§ Task to carry out
Please reproduce the items below word for word, from the first line up to and including the line with "List each element". Leave the pictures out of your answer.

§ Extracted records
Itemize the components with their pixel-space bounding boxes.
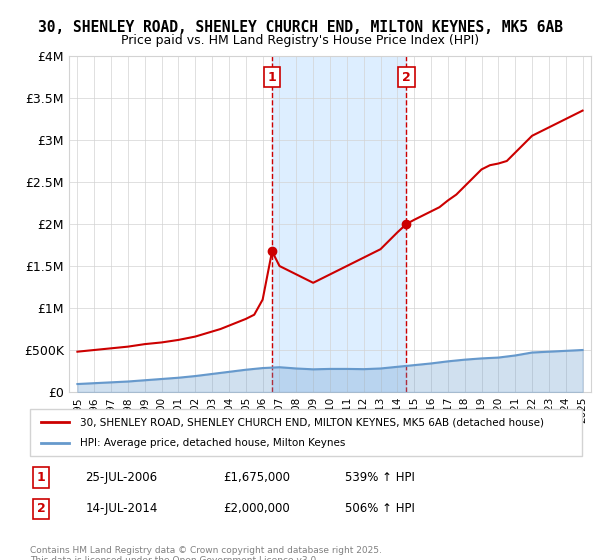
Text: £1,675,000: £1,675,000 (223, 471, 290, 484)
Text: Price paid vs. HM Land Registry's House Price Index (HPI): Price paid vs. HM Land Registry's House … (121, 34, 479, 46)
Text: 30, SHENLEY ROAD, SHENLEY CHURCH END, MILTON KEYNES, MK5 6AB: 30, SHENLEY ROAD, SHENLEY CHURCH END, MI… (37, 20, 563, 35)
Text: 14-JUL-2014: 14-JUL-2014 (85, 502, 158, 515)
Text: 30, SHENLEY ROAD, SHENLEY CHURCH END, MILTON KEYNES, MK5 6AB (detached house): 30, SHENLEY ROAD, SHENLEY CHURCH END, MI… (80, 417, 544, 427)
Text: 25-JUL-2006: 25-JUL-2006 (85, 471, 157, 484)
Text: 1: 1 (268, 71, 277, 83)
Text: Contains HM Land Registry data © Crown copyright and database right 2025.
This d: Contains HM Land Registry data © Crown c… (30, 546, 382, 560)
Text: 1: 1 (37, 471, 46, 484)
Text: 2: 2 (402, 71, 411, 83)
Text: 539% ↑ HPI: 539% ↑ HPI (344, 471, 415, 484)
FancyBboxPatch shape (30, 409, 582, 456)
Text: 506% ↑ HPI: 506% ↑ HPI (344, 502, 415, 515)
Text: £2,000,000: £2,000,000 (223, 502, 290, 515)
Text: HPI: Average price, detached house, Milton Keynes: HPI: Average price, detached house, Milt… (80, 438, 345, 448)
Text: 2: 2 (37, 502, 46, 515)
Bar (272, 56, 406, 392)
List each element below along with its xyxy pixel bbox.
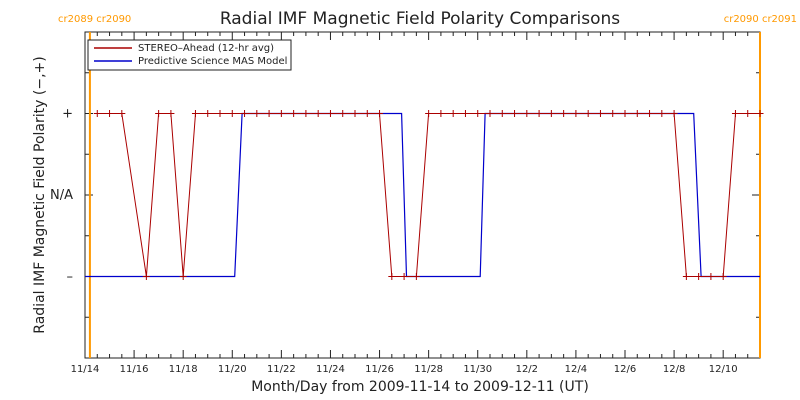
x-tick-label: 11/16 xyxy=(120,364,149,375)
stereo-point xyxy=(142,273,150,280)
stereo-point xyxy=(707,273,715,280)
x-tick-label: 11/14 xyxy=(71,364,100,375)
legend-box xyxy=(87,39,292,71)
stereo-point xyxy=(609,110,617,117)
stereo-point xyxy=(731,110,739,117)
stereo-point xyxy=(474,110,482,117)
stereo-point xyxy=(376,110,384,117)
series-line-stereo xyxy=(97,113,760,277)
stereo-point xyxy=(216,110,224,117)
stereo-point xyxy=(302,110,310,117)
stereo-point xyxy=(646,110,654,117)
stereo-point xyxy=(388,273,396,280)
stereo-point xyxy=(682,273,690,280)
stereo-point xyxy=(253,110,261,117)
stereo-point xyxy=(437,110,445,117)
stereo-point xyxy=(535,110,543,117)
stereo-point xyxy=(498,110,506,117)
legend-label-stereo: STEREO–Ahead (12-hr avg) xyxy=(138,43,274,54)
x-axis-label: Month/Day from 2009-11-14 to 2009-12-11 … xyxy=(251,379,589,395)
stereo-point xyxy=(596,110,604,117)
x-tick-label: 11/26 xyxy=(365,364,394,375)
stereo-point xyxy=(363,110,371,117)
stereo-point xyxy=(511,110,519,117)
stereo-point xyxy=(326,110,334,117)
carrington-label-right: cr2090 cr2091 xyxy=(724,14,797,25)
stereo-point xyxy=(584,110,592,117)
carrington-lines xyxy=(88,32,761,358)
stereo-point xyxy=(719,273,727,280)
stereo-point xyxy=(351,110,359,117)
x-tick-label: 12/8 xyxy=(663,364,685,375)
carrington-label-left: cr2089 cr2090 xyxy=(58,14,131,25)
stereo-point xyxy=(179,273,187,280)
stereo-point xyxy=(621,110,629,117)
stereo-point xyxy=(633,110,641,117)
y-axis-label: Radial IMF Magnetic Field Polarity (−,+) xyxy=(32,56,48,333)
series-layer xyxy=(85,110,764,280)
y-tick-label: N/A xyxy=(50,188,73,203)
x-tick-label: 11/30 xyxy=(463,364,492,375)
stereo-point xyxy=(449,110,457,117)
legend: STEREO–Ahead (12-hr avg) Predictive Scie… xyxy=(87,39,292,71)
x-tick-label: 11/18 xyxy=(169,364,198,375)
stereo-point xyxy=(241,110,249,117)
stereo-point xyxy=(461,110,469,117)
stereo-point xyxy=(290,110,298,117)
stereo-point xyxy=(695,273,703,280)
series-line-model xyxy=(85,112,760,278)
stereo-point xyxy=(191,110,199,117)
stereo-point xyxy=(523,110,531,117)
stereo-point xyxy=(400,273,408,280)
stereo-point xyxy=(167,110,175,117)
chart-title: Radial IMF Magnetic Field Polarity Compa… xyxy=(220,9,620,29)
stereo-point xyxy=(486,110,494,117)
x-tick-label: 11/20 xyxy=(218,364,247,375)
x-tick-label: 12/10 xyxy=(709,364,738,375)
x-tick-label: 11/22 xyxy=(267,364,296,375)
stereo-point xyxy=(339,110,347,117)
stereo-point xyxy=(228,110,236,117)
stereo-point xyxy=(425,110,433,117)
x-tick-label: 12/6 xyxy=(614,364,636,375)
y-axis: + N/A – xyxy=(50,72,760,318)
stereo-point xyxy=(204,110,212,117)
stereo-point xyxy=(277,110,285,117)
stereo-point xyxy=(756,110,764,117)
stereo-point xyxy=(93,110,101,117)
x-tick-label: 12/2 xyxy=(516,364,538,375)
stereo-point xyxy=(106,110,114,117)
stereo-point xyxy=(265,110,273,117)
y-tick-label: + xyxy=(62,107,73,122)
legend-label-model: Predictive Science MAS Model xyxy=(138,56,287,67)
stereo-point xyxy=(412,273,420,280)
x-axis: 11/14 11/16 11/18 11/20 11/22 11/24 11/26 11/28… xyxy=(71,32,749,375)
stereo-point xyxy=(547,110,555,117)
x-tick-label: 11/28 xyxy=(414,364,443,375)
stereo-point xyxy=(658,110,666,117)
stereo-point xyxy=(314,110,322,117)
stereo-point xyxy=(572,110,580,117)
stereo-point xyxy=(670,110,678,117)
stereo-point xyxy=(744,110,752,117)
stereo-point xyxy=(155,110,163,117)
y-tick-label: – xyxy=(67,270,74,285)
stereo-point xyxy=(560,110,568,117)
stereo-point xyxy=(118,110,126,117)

§ Problem solution
Itemize the components with their pixel-space bounding boxes.
Text: £1,675,000: £1,675,000 (223, 471, 290, 484)
Text: Price paid vs. HM Land Registry's House Price Index (HPI): Price paid vs. HM Land Registry's House … (121, 34, 479, 46)
Text: 30, SHENLEY ROAD, SHENLEY CHURCH END, MILTON KEYNES, MK5 6AB: 30, SHENLEY ROAD, SHENLEY CHURCH END, MI… (37, 20, 563, 35)
Text: 14-JUL-2014: 14-JUL-2014 (85, 502, 158, 515)
Text: 30, SHENLEY ROAD, SHENLEY CHURCH END, MILTON KEYNES, MK5 6AB (detached house): 30, SHENLEY ROAD, SHENLEY CHURCH END, MI… (80, 417, 544, 427)
Text: 25-JUL-2006: 25-JUL-2006 (85, 471, 157, 484)
Text: 1: 1 (268, 71, 277, 83)
Text: Contains HM Land Registry data © Crown copyright and database right 2025.
This d: Contains HM Land Registry data © Crown c… (30, 546, 382, 560)
Text: 1: 1 (37, 471, 46, 484)
Text: 2: 2 (402, 71, 411, 83)
Text: 539% ↑ HPI: 539% ↑ HPI (344, 471, 415, 484)
FancyBboxPatch shape (30, 409, 582, 456)
Text: 506% ↑ HPI: 506% ↑ HPI (344, 502, 415, 515)
Text: £2,000,000: £2,000,000 (223, 502, 290, 515)
Text: HPI: Average price, detached house, Milton Keynes: HPI: Average price, detached house, Milt… (80, 438, 345, 448)
Text: 2: 2 (37, 502, 46, 515)
Bar (272, 56, 406, 392)
List each element below along with its xyxy pixel bbox.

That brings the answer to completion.